=== Exercise inputs ===
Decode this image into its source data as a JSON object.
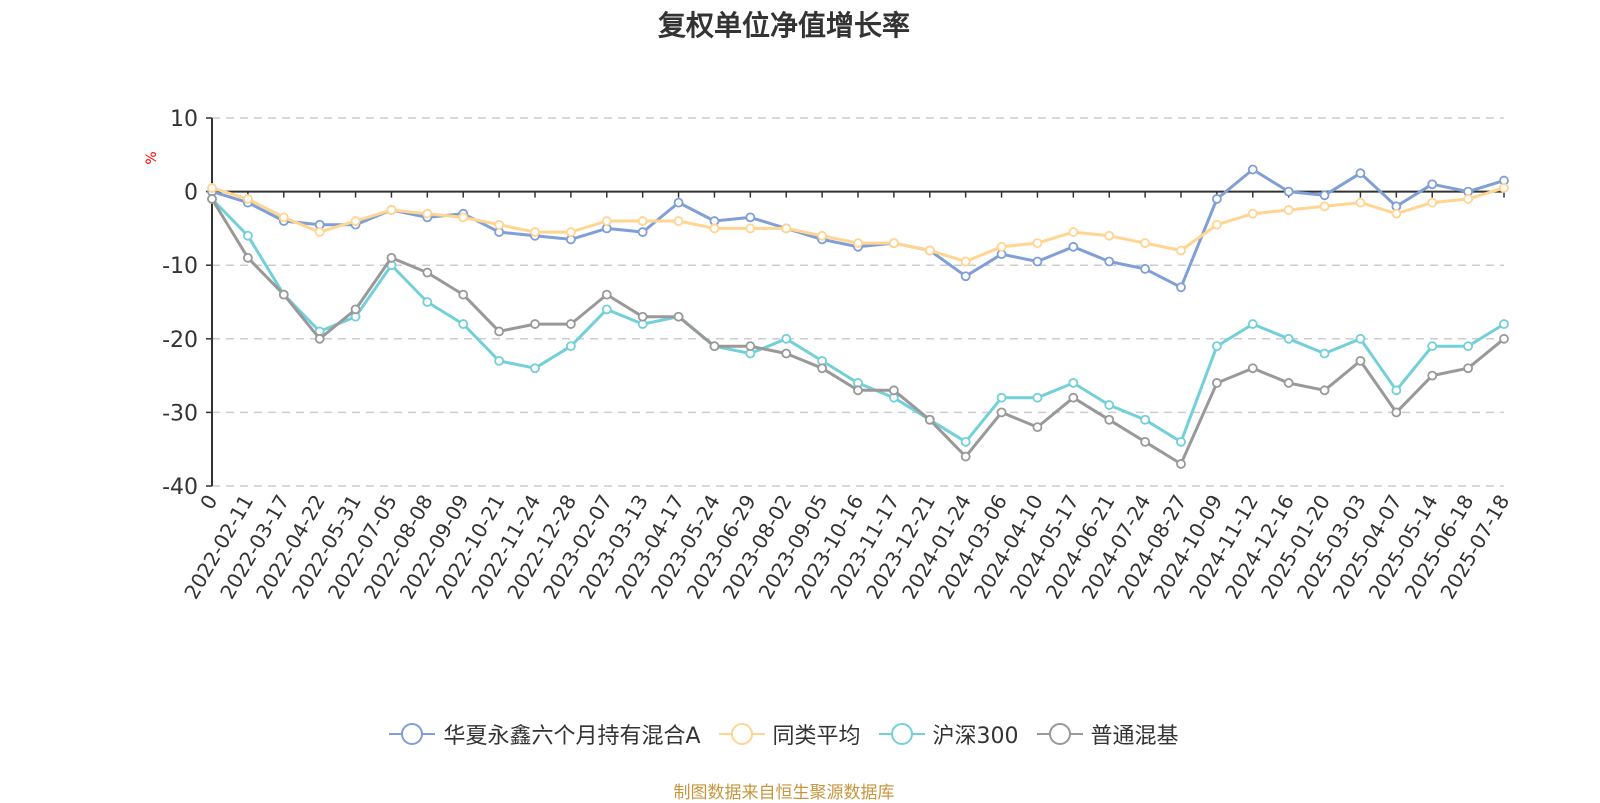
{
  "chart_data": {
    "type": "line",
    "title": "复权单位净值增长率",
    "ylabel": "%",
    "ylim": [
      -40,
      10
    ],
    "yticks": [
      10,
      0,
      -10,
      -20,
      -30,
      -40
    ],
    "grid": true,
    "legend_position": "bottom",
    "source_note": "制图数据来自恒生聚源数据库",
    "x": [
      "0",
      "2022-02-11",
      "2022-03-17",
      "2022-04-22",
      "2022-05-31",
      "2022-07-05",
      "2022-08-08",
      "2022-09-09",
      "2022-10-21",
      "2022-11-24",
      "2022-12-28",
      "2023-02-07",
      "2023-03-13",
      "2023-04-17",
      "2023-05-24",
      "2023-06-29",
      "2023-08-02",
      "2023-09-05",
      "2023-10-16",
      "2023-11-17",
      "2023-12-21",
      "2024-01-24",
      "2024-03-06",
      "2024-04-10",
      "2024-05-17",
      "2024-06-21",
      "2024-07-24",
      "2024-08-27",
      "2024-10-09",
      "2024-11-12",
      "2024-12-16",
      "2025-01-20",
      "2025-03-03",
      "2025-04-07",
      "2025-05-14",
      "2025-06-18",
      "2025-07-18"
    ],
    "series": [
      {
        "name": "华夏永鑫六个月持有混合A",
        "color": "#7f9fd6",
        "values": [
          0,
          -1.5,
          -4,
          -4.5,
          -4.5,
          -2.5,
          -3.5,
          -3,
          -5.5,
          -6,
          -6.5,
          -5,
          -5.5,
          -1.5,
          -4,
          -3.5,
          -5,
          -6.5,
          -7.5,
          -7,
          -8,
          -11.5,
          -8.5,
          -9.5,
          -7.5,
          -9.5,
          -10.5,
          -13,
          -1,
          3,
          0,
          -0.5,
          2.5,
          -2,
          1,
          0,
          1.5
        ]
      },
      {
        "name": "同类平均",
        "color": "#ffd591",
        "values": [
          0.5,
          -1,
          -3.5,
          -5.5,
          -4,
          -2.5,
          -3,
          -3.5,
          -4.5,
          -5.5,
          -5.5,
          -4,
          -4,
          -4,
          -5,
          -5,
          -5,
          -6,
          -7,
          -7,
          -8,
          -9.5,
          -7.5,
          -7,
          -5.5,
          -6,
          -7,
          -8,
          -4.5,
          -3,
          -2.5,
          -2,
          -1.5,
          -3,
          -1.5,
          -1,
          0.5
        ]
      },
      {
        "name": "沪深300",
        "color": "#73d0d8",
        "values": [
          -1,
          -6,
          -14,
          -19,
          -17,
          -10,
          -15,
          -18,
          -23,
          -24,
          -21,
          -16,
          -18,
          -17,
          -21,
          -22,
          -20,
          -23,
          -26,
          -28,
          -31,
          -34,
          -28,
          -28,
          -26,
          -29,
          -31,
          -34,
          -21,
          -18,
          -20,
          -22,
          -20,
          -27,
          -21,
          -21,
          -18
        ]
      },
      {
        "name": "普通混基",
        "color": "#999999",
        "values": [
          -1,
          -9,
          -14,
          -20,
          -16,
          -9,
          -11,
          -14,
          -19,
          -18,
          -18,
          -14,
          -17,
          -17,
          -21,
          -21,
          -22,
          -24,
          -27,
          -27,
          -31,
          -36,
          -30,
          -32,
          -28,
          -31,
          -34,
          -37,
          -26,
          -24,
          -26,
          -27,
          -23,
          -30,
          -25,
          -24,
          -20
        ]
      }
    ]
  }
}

---

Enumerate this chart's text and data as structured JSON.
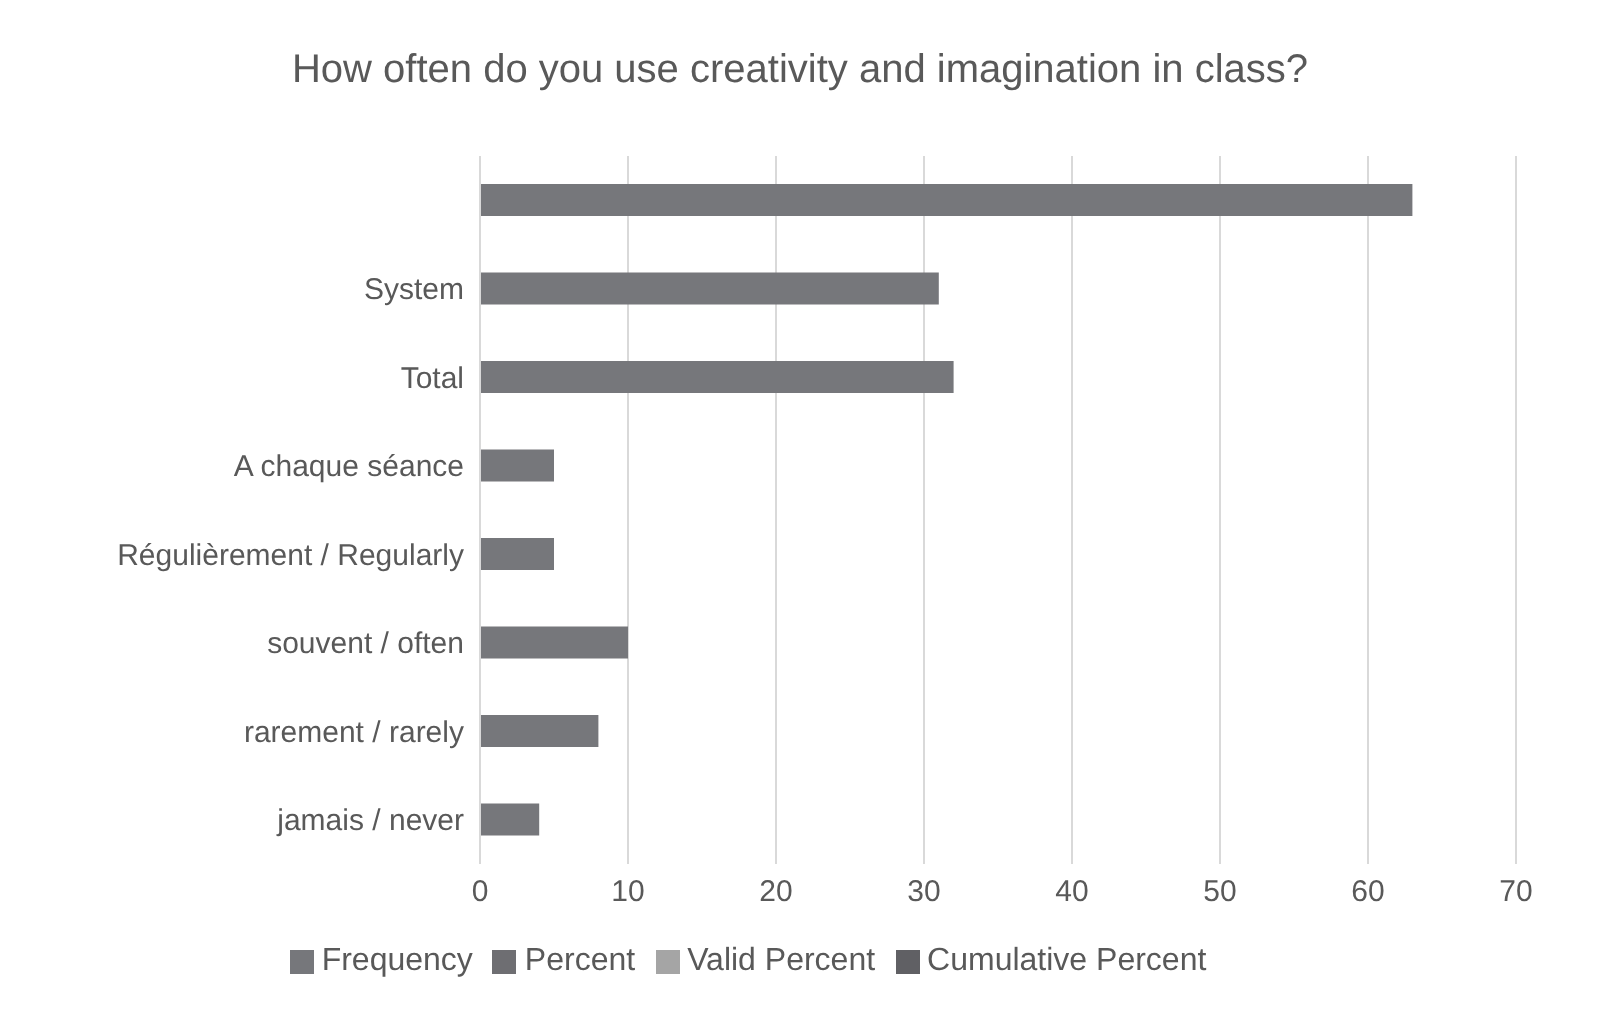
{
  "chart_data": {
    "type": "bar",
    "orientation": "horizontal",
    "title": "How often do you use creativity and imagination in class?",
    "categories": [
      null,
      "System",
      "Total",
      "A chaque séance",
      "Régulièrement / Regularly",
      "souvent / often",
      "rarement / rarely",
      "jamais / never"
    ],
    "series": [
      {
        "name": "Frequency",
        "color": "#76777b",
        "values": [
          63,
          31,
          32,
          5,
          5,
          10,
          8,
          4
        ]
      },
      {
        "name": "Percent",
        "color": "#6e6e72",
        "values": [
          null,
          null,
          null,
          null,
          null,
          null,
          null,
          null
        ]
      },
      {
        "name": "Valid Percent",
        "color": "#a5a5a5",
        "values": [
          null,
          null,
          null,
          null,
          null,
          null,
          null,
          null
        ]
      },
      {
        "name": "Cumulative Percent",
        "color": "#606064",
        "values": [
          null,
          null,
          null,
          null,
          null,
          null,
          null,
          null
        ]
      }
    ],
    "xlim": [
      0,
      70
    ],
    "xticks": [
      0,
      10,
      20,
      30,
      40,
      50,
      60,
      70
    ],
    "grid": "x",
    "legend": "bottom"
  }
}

=== Problem details ===
Identify which lines contain the word "often" and copy each one.

=== Correct output ===
    "title": "How often do you use creativity and imagination in class?",
      "souvent / often",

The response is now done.